▶ Records supplied:

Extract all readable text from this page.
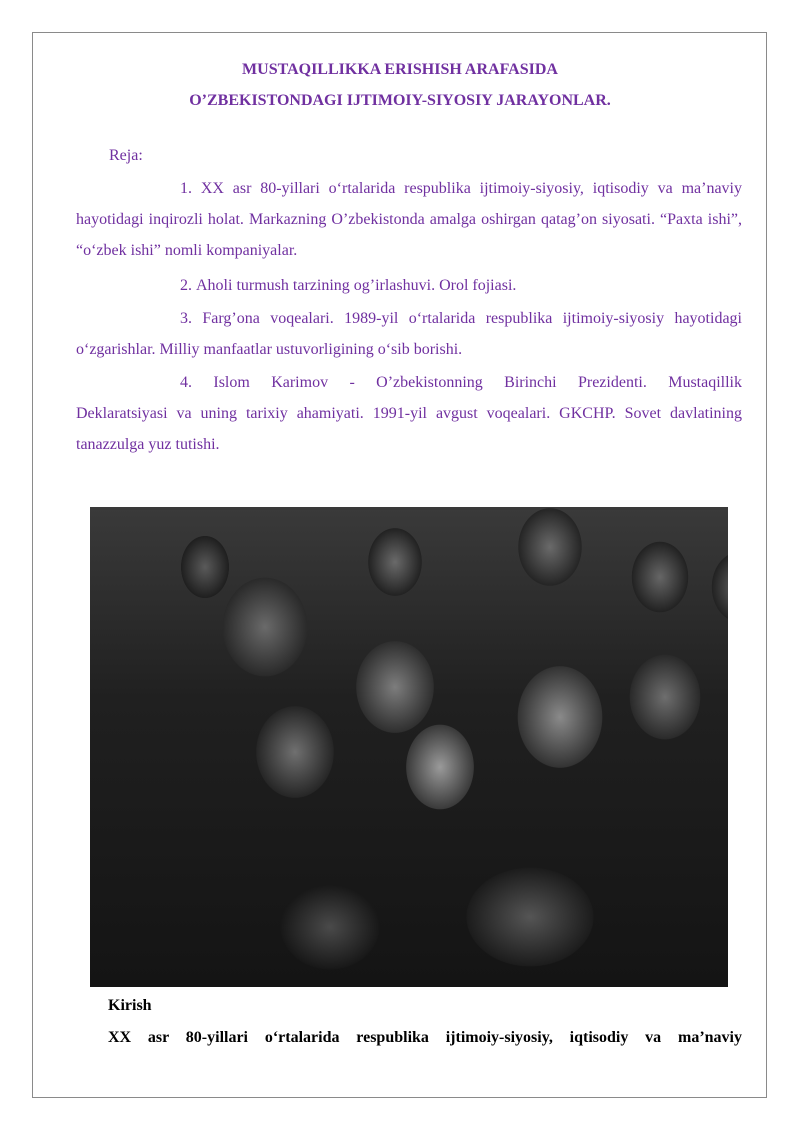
MUSTAQILLIKKA ERISHISH ARAFASIDA
O’ZBEKISTONDAGI IJTIMOIY-SIYOSIY JARAYONLAR.
Reja:
1. XX asr 80-yillari o‘rtalarida respublika ijtimoiy-siyosiy, iqtisodiy va ma’naviy hayotidagi inqirozli holat. Markazning O’zbekistonda amalga oshirgan qatag’on siyosati. “Paxta ishi”, “o‘zbek ishi” nomli kompaniyalar.
2. Aholi turmush tarzining og’irlashuvi. Orol fojiasi.
3. Farg’ona voqealari. 1989-yil o‘rtalarida respublika ijtimoiy-siyosiy hayotidagi o‘zgarishlar. Milliy manfaatlar ustuvorligining o‘sib borishi.
4. Islom Karimov - O’zbekistonning Birinchi Prezidenti. Mustaqillik
Deklaratsiyasi va uning tarixiy ahamiyati. 1991-yil avgust voqealari. GKCHP. Sovet davlatining tanazzulga yuz tutishi.
Kirish
XX asr 80-yillari o‘rtalarida respublika ijtimoiy-siyosiy, iqtisodiy va ma’naviy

▶ Given request:
From the listing above, report the number of lines containing the string "iqtisodiy", without any accompanying remarks.

▶ Answer to the task:
2